**What to do**:
All entries are to be quoted exactly; the images stay out of the copy.

**Dataset content**:
_ _ _ _

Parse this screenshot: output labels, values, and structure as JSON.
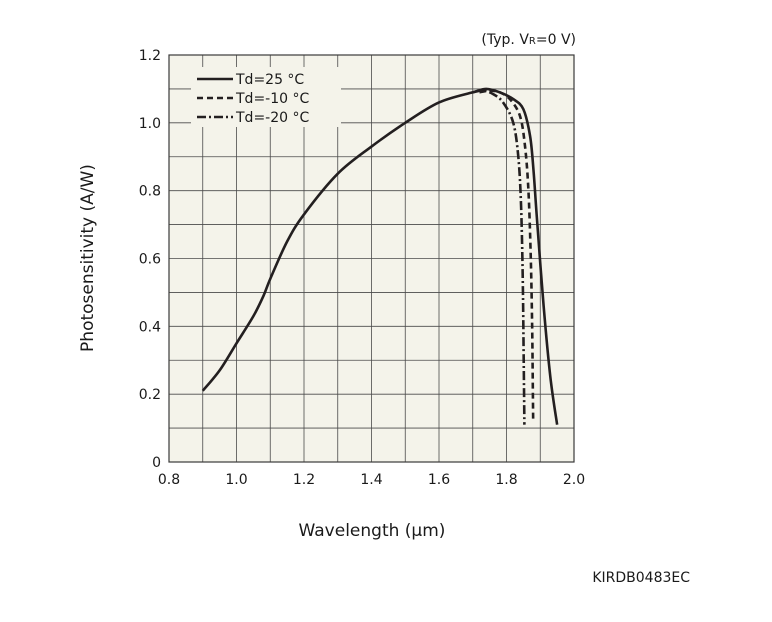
{
  "chart_data": {
    "type": "line",
    "condition": {
      "prefix": "(Typ. V",
      "sub": "R",
      "suffix": "=0 V)"
    },
    "xlabel": "Wavelength (μm)",
    "ylabel": "Photosensitivity (A/W)",
    "figure_code": "KIRDB0483EC",
    "xlim": [
      0.8,
      2.0
    ],
    "ylim": [
      0,
      1.2
    ],
    "x_ticks": [
      "0.8",
      "1.0",
      "1.2",
      "1.4",
      "1.6",
      "1.8",
      "2.0"
    ],
    "y_ticks": [
      "0",
      "0.2",
      "0.4",
      "0.6",
      "0.8",
      "1.0",
      "1.2"
    ],
    "grid": true,
    "legend_position": "top-left",
    "plot_background": "#f4f3ea",
    "line_color": "#231f20",
    "series": [
      {
        "name": "Td=25 °C",
        "style": "solid",
        "x": [
          0.9,
          0.95,
          1.0,
          1.05,
          1.08,
          1.1,
          1.15,
          1.2,
          1.3,
          1.4,
          1.5,
          1.6,
          1.7,
          1.74,
          1.78,
          1.82,
          1.85,
          1.87,
          1.88,
          1.89,
          1.91,
          1.93,
          1.95
        ],
        "y": [
          0.21,
          0.27,
          0.35,
          0.43,
          0.49,
          0.54,
          0.65,
          0.73,
          0.85,
          0.93,
          1.0,
          1.06,
          1.09,
          1.1,
          1.09,
          1.07,
          1.04,
          0.96,
          0.86,
          0.72,
          0.46,
          0.25,
          0.11
        ]
      },
      {
        "name": "Td=-10 °C",
        "style": "dashed",
        "x": [
          1.72,
          1.75,
          1.78,
          1.81,
          1.84,
          1.855,
          1.865,
          1.872,
          1.876,
          1.878,
          1.879
        ],
        "y": [
          1.09,
          1.095,
          1.09,
          1.07,
          1.02,
          0.93,
          0.8,
          0.6,
          0.4,
          0.22,
          0.12
        ]
      },
      {
        "name": "Td=-20 °C",
        "style": "dash-dot",
        "x": [
          1.7,
          1.73,
          1.76,
          1.79,
          1.82,
          1.835,
          1.843,
          1.848,
          1.851,
          1.853
        ],
        "y": [
          1.09,
          1.095,
          1.085,
          1.06,
          1.0,
          0.9,
          0.76,
          0.55,
          0.3,
          0.11
        ]
      }
    ]
  }
}
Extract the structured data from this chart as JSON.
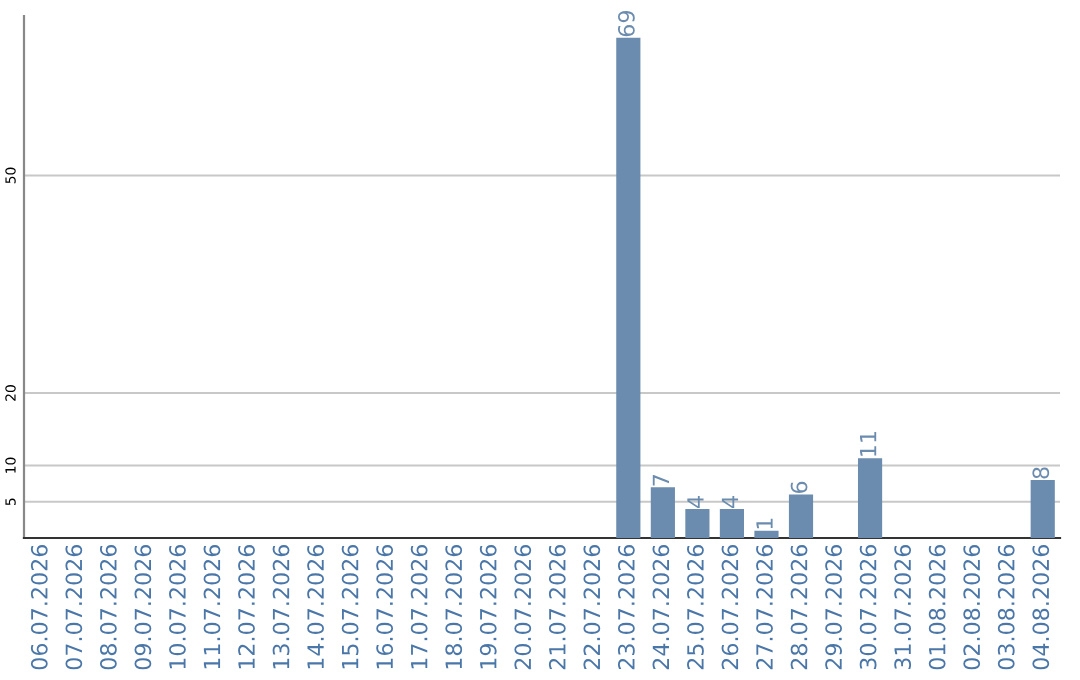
{
  "chart_data": {
    "type": "bar",
    "categories": [
      "06.07.2026",
      "07.07.2026",
      "08.07.2026",
      "09.07.2026",
      "10.07.2026",
      "11.07.2026",
      "12.07.2026",
      "13.07.2026",
      "14.07.2026",
      "15.07.2026",
      "16.07.2026",
      "17.07.2026",
      "18.07.2026",
      "19.07.2026",
      "20.07.2026",
      "21.07.2026",
      "22.07.2026",
      "23.07.2026",
      "24.07.2026",
      "25.07.2026",
      "26.07.2026",
      "27.07.2026",
      "28.07.2026",
      "29.07.2026",
      "30.07.2026",
      "31.07.2026",
      "01.08.2026",
      "02.08.2026",
      "03.08.2026",
      "04.08.2026"
    ],
    "values": [
      0,
      0,
      0,
      0,
      0,
      0,
      0,
      0,
      0,
      0,
      0,
      0,
      0,
      0,
      0,
      0,
      0,
      69,
      7,
      4,
      4,
      1,
      6,
      0,
      11,
      0,
      0,
      0,
      0,
      8
    ],
    "value_labels": [
      null,
      null,
      null,
      null,
      null,
      null,
      null,
      null,
      null,
      null,
      null,
      null,
      null,
      null,
      null,
      null,
      null,
      "69",
      "7",
      "4",
      "4",
      "1",
      "6",
      null,
      "11",
      null,
      null,
      null,
      null,
      "8"
    ],
    "color": "#6b8cae",
    "ylim": [
      0,
      72
    ],
    "yticks": [
      5,
      10,
      20,
      50
    ],
    "grid": "y"
  }
}
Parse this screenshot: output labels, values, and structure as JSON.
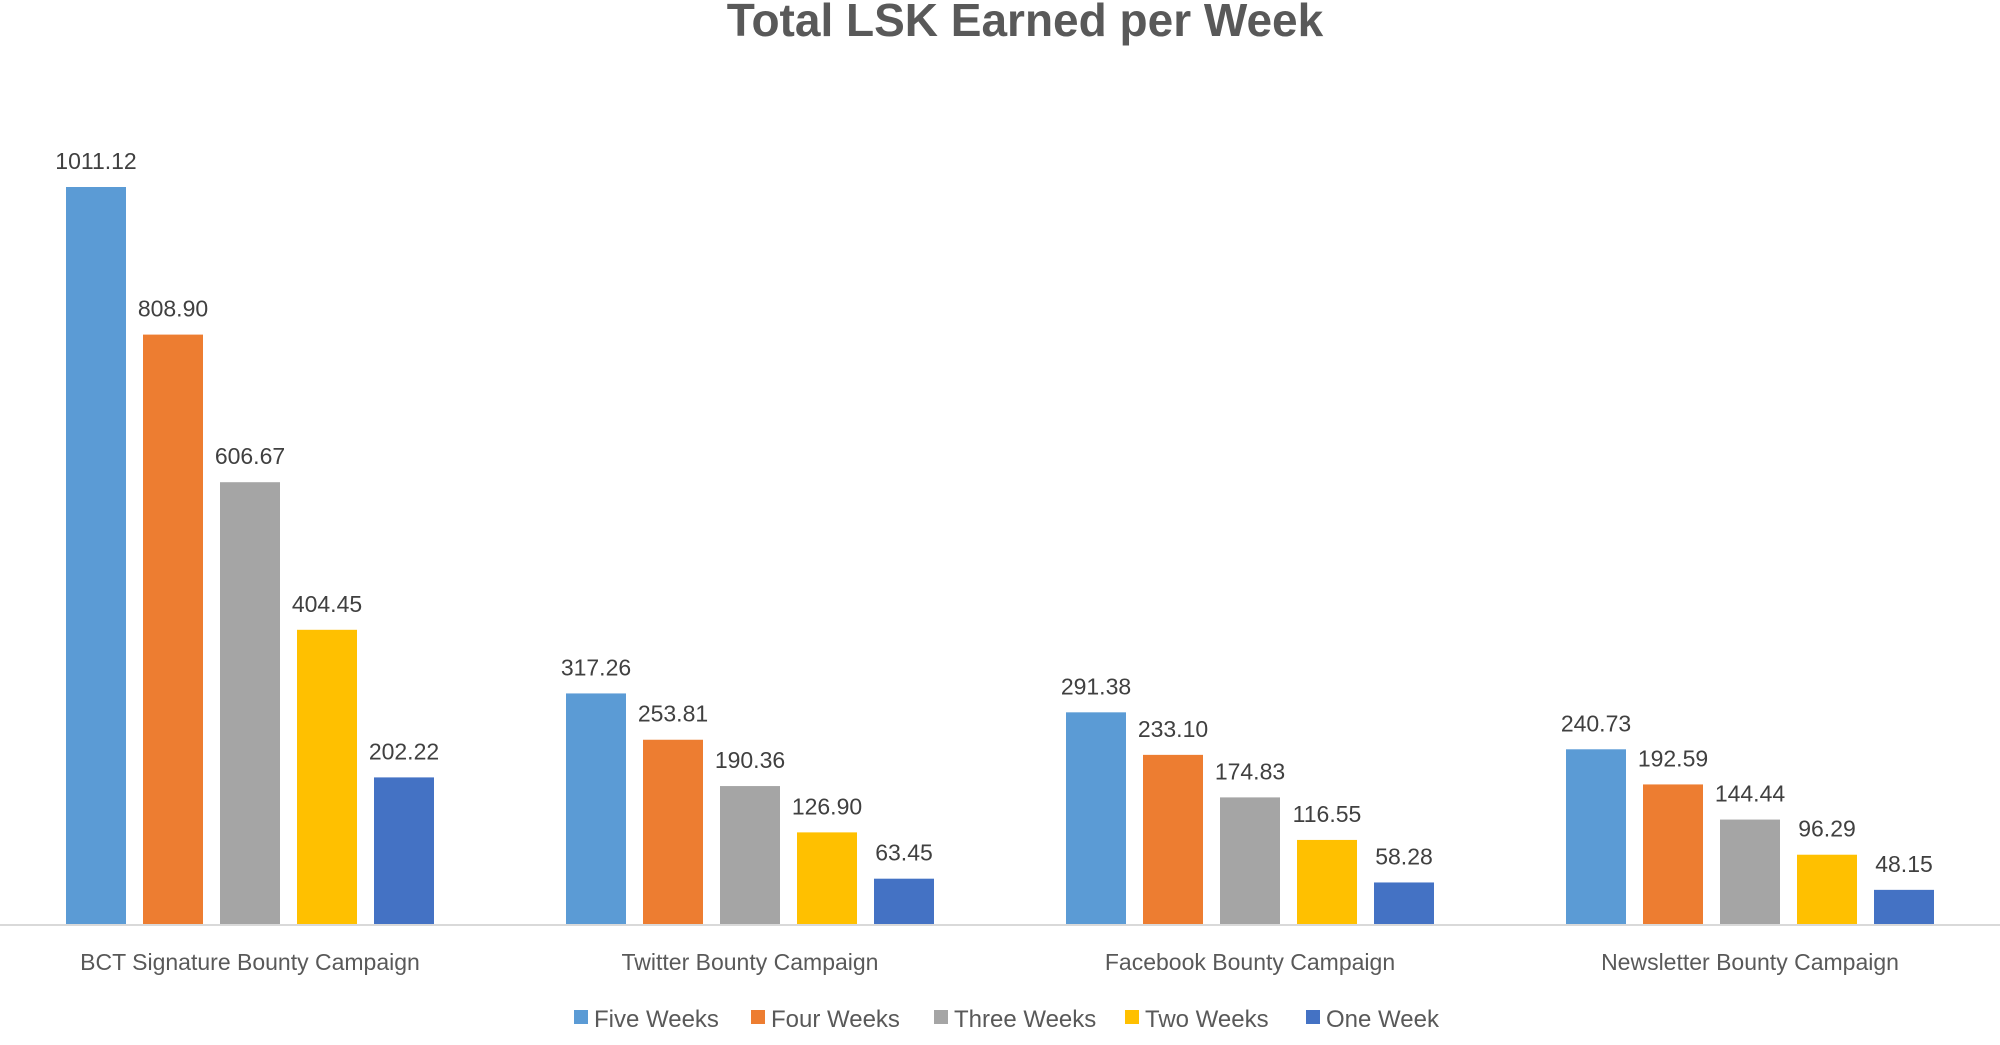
{
  "chart_data": {
    "type": "bar",
    "title": "Total LSK Earned per Week",
    "xlabel": "",
    "ylabel": "",
    "categories": [
      "BCT Signature Bounty Campaign",
      "Twitter Bounty Campaign",
      "Facebook Bounty Campaign",
      "Newsletter Bounty Campaign"
    ],
    "series": [
      {
        "name": "Five Weeks",
        "color": "#5B9BD5",
        "values": [
          1011.12,
          317.26,
          291.38,
          240.73
        ],
        "labels": [
          "1011.12",
          "317.26",
          "291.38",
          "240.73"
        ]
      },
      {
        "name": "Four Weeks",
        "color": "#ED7D31",
        "values": [
          808.9,
          253.81,
          233.1,
          192.59
        ],
        "labels": [
          "808.90",
          "253.81",
          "233.10",
          "192.59"
        ]
      },
      {
        "name": "Three Weeks",
        "color": "#A5A5A5",
        "values": [
          606.67,
          190.36,
          174.83,
          144.44
        ],
        "labels": [
          "606.67",
          "190.36",
          "174.83",
          "144.44"
        ]
      },
      {
        "name": "Two Weeks",
        "color": "#FFC000",
        "values": [
          404.45,
          126.9,
          116.55,
          96.29
        ],
        "labels": [
          "404.45",
          "126.90",
          "116.55",
          "96.29"
        ]
      },
      {
        "name": "One Week",
        "color": "#4472C4",
        "values": [
          202.22,
          63.45,
          58.28,
          48.15
        ],
        "labels": [
          "202.22",
          "63.45",
          "58.28",
          "48.15"
        ]
      }
    ],
    "ylim": [
      0,
      1011.12
    ],
    "grid": false,
    "legend_position": "bottom",
    "axis_color": "#D9D9D9"
  }
}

_ _ _ _

**Result for this task**:
Parse this screenshot: output labels, values, and structure as JSON.
{
  "chart_data": {
    "type": "line",
    "condition": {
      "prefix": "(Typ. V",
      "sub": "R",
      "suffix": "=0 V)"
    },
    "xlabel": "Wavelength (μm)",
    "ylabel": "Photosensitivity (A/W)",
    "figure_code": "KIRDB0483EC",
    "xlim": [
      0.8,
      2.0
    ],
    "ylim": [
      0,
      1.2
    ],
    "x_ticks": [
      "0.8",
      "1.0",
      "1.2",
      "1.4",
      "1.6",
      "1.8",
      "2.0"
    ],
    "y_ticks": [
      "0",
      "0.2",
      "0.4",
      "0.6",
      "0.8",
      "1.0",
      "1.2"
    ],
    "grid": true,
    "legend_position": "top-left",
    "plot_background": "#f4f3ea",
    "line_color": "#231f20",
    "series": [
      {
        "name": "Td=25 °C",
        "style": "solid",
        "x": [
          0.9,
          0.95,
          1.0,
          1.05,
          1.08,
          1.1,
          1.15,
          1.2,
          1.3,
          1.4,
          1.5,
          1.6,
          1.7,
          1.74,
          1.78,
          1.82,
          1.85,
          1.87,
          1.88,
          1.89,
          1.91,
          1.93,
          1.95
        ],
        "y": [
          0.21,
          0.27,
          0.35,
          0.43,
          0.49,
          0.54,
          0.65,
          0.73,
          0.85,
          0.93,
          1.0,
          1.06,
          1.09,
          1.1,
          1.09,
          1.07,
          1.04,
          0.96,
          0.86,
          0.72,
          0.46,
          0.25,
          0.11
        ]
      },
      {
        "name": "Td=-10 °C",
        "style": "dashed",
        "x": [
          1.72,
          1.75,
          1.78,
          1.81,
          1.84,
          1.855,
          1.865,
          1.872,
          1.876,
          1.878,
          1.879
        ],
        "y": [
          1.09,
          1.095,
          1.09,
          1.07,
          1.02,
          0.93,
          0.8,
          0.6,
          0.4,
          0.22,
          0.12
        ]
      },
      {
        "name": "Td=-20 °C",
        "style": "dash-dot",
        "x": [
          1.7,
          1.73,
          1.76,
          1.79,
          1.82,
          1.835,
          1.843,
          1.848,
          1.851,
          1.853
        ],
        "y": [
          1.09,
          1.095,
          1.085,
          1.06,
          1.0,
          0.9,
          0.76,
          0.55,
          0.3,
          0.11
        ]
      }
    ]
  }
}
Extract the structured data from this chart as JSON.
{
  "chart_data": {
    "type": "bar",
    "categories": [
      "06.07.2026",
      "07.07.2026",
      "08.07.2026",
      "09.07.2026",
      "10.07.2026",
      "11.07.2026",
      "12.07.2026",
      "13.07.2026",
      "14.07.2026",
      "15.07.2026",
      "16.07.2026",
      "17.07.2026",
      "18.07.2026",
      "19.07.2026",
      "20.07.2026",
      "21.07.2026",
      "22.07.2026",
      "23.07.2026",
      "24.07.2026",
      "25.07.2026",
      "26.07.2026",
      "27.07.2026",
      "28.07.2026",
      "29.07.2026",
      "30.07.2026",
      "31.07.2026",
      "01.08.2026",
      "02.08.2026",
      "03.08.2026",
      "04.08.2026"
    ],
    "values": [
      0,
      0,
      0,
      0,
      0,
      0,
      0,
      0,
      0,
      0,
      0,
      0,
      0,
      0,
      0,
      0,
      0,
      69,
      7,
      4,
      4,
      1,
      6,
      0,
      11,
      0,
      0,
      0,
      0,
      8
    ],
    "value_labels": [
      null,
      null,
      null,
      null,
      null,
      null,
      null,
      null,
      null,
      null,
      null,
      null,
      null,
      null,
      null,
      null,
      null,
      "69",
      "7",
      "4",
      "4",
      "1",
      "6",
      null,
      "11",
      null,
      null,
      null,
      null,
      "8"
    ],
    "color": "#6b8cae",
    "ylim": [
      0,
      72
    ],
    "yticks": [
      5,
      10,
      20,
      50
    ],
    "grid": "y"
  }
}
Parse this screenshot: output labels, values, and structure as JSON.
{
  "chart_data": {
    "type": "bar",
    "title": "Total LSK Earned per Week",
    "xlabel": "",
    "ylabel": "",
    "categories": [
      "BCT Signature Bounty Campaign",
      "Twitter Bounty Campaign",
      "Facebook Bounty Campaign",
      "Newsletter Bounty Campaign"
    ],
    "series": [
      {
        "name": "Five Weeks",
        "color": "#5B9BD5",
        "values": [
          1011.12,
          317.26,
          291.38,
          240.73
        ],
        "labels": [
          "1011.12",
          "317.26",
          "291.38",
          "240.73"
        ]
      },
      {
        "name": "Four Weeks",
        "color": "#ED7D31",
        "values": [
          808.9,
          253.81,
          233.1,
          192.59
        ],
        "labels": [
          "808.90",
          "253.81",
          "233.10",
          "192.59"
        ]
      },
      {
        "name": "Three Weeks",
        "color": "#A5A5A5",
        "values": [
          606.67,
          190.36,
          174.83,
          144.44
        ],
        "labels": [
          "606.67",
          "190.36",
          "174.83",
          "144.44"
        ]
      },
      {
        "name": "Two Weeks",
        "color": "#FFC000",
        "values": [
          404.45,
          126.9,
          116.55,
          96.29
        ],
        "labels": [
          "404.45",
          "126.90",
          "116.55",
          "96.29"
        ]
      },
      {
        "name": "One Week",
        "color": "#4472C4",
        "values": [
          202.22,
          63.45,
          58.28,
          48.15
        ],
        "labels": [
          "202.22",
          "63.45",
          "58.28",
          "48.15"
        ]
      }
    ],
    "ylim": [
      0,
      1011.12
    ],
    "grid": false,
    "legend_position": "bottom",
    "axis_color": "#D9D9D9"
  }
}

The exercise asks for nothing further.